>>>>>
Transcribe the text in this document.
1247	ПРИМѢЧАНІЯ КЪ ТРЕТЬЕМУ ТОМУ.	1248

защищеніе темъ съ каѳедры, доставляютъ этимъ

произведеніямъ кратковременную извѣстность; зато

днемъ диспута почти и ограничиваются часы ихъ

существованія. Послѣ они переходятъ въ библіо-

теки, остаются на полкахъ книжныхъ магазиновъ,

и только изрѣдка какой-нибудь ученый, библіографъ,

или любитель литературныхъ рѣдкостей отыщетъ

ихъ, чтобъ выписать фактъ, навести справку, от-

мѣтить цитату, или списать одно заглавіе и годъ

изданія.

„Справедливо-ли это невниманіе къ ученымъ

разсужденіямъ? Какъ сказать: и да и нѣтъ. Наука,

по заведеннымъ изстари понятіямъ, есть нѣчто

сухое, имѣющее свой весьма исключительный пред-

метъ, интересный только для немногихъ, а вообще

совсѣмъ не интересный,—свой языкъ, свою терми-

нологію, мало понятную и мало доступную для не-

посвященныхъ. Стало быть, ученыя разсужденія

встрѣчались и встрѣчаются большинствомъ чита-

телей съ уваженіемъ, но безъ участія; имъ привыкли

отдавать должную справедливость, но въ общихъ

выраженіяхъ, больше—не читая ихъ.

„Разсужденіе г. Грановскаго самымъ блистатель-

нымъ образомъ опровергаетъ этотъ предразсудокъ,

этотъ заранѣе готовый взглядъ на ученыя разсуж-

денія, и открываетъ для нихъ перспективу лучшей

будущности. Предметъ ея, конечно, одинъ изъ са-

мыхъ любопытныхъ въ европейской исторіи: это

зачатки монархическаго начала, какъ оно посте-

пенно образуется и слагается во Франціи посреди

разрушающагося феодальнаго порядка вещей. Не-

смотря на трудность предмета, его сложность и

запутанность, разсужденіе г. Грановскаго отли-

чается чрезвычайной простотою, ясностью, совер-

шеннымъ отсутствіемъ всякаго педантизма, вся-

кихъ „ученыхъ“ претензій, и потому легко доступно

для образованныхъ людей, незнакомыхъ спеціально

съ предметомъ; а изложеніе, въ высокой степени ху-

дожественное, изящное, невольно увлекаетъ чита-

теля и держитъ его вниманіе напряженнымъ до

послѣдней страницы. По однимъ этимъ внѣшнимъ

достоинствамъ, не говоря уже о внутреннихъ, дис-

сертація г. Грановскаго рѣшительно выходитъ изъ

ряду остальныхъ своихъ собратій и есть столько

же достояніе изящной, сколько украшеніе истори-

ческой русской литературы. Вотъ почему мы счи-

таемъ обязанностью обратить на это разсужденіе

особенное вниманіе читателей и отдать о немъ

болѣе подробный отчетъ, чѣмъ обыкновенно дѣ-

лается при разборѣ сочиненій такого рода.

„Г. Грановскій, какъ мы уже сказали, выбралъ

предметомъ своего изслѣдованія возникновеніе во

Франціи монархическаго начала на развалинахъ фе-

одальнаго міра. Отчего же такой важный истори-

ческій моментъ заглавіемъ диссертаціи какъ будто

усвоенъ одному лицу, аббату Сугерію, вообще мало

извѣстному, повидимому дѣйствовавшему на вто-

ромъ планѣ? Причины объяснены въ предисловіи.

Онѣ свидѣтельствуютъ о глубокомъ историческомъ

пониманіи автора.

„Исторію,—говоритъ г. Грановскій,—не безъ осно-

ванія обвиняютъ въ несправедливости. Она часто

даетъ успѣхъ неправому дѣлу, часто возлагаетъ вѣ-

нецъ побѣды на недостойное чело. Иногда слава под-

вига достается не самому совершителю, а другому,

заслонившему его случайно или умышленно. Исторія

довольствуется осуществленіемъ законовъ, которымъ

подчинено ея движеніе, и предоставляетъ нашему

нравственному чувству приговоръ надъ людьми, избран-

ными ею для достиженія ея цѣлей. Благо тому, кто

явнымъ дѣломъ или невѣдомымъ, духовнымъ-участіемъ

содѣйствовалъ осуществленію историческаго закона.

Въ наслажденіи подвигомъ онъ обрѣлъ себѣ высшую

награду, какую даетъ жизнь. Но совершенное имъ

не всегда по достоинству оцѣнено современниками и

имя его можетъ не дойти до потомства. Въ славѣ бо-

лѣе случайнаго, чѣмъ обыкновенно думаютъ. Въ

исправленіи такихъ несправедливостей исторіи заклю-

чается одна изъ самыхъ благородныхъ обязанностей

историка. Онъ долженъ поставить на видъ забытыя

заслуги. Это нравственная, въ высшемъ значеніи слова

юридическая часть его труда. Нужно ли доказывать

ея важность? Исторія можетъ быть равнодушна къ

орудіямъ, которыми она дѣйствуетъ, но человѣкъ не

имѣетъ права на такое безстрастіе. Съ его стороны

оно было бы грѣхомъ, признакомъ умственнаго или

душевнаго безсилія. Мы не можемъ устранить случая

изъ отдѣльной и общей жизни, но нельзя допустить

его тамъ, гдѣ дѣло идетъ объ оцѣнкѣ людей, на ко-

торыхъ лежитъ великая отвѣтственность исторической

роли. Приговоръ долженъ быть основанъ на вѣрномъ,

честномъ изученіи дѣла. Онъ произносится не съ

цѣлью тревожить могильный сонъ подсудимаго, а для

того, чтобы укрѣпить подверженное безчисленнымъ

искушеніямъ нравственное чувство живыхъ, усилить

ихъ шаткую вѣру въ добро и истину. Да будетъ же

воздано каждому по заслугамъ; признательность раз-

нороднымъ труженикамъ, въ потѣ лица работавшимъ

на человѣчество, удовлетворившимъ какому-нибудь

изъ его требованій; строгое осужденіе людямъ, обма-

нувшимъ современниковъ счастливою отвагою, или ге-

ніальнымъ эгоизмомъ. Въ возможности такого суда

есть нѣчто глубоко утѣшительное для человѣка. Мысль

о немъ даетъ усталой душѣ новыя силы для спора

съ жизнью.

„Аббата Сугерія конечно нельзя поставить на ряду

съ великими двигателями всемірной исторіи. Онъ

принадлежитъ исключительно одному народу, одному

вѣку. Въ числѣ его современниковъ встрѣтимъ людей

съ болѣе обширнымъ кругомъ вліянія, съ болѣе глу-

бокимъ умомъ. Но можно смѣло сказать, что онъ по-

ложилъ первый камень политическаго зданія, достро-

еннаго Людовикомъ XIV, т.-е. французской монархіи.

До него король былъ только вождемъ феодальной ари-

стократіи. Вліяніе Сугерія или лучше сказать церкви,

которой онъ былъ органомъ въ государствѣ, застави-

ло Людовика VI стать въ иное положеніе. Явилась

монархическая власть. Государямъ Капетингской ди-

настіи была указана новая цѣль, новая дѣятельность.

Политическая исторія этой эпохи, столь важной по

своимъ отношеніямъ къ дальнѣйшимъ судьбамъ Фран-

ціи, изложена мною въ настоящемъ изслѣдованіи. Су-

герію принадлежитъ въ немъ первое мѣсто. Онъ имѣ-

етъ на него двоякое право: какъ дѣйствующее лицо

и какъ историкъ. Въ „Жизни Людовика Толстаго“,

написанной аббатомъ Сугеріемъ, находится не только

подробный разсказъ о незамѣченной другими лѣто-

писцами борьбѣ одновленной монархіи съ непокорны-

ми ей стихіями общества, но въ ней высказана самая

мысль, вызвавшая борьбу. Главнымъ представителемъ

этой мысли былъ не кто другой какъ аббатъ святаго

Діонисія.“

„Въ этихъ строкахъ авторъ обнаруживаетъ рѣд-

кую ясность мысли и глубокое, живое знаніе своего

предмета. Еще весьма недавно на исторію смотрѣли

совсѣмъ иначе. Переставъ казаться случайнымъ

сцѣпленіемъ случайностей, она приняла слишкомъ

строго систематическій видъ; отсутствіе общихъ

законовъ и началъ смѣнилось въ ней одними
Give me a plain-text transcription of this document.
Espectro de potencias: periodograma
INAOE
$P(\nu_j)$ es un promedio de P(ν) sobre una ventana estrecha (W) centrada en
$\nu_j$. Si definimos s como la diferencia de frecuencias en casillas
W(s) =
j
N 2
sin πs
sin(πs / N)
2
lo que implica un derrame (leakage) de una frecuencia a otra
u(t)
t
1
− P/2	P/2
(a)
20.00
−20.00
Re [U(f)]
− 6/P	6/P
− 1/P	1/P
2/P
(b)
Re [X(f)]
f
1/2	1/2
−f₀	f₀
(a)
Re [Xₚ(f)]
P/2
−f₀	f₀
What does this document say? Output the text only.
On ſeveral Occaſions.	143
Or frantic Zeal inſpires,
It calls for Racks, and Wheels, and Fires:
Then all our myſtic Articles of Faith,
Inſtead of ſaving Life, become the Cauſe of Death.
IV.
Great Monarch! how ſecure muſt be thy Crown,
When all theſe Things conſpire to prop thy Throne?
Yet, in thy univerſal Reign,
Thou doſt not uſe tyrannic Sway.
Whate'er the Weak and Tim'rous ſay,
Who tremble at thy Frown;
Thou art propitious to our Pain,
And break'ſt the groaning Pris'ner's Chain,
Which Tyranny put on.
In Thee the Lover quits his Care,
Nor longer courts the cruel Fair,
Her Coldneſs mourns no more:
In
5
<<<<<
■ What is being asked: Extract every line from the records above that contains the word "обыкновенно".

■ Answer below:
болѣе подробный отчетъ, чѣмъ обыкновенно дѣ-
лѣе случайнаго, чѣмъ обыкновенно думаютъ. Въ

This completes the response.